== Work to do ==
In the listing that follows, count each line containing the string "place" and report only the count.

Records contained in a dataset:
********

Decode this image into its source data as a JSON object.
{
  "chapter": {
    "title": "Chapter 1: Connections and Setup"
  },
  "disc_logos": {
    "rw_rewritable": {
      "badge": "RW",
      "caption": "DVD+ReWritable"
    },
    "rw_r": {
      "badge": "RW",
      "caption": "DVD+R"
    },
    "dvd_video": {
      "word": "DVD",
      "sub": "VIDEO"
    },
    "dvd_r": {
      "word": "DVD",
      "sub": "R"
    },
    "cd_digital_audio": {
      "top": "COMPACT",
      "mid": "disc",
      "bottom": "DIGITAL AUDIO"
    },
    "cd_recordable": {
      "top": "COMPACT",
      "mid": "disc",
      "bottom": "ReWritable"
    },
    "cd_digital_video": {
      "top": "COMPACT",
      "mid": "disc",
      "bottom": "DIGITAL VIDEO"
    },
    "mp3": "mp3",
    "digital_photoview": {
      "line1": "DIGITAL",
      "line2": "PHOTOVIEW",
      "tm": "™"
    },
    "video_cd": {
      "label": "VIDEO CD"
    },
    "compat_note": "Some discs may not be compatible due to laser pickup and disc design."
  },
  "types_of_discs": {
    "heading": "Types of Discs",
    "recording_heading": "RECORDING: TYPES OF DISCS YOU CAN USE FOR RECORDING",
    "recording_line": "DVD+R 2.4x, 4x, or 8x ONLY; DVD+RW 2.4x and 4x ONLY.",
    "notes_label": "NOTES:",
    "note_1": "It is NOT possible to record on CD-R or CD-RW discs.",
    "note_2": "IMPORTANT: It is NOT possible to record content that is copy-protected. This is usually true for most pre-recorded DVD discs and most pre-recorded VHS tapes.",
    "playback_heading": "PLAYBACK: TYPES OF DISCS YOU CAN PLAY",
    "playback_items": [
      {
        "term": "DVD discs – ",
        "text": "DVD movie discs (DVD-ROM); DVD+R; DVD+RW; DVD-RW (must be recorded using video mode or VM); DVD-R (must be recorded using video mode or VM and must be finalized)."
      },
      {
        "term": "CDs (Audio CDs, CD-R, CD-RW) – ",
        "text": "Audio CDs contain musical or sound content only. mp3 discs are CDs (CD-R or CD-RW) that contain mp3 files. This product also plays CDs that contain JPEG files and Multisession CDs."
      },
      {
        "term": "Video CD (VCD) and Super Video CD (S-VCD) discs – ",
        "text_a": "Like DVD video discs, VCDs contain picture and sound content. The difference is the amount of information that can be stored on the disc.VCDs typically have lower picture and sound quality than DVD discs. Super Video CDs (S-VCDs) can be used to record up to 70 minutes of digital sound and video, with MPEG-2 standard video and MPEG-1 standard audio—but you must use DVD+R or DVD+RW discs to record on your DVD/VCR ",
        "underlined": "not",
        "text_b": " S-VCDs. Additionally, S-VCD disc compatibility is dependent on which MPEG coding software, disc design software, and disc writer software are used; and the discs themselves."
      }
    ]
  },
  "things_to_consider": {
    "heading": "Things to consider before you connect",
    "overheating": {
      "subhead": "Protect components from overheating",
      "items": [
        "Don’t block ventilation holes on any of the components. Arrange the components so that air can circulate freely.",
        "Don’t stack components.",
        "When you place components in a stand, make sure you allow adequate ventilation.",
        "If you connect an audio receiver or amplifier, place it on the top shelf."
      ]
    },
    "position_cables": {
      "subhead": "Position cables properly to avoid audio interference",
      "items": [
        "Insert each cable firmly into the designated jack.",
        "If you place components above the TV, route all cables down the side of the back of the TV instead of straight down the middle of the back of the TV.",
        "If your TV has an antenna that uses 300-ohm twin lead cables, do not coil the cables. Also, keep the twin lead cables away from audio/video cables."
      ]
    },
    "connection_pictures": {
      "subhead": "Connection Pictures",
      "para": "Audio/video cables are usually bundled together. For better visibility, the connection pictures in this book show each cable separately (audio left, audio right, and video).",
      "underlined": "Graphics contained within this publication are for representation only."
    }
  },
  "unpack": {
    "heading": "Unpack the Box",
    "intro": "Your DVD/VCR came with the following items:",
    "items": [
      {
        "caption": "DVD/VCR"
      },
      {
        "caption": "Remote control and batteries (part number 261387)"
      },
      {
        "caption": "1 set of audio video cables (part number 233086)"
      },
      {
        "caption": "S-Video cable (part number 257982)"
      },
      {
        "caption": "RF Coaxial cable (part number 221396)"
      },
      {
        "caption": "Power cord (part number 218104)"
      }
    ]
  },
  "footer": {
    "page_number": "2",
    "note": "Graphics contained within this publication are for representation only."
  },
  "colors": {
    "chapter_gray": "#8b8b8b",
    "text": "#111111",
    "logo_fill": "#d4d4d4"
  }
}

********

== Full solution ==
3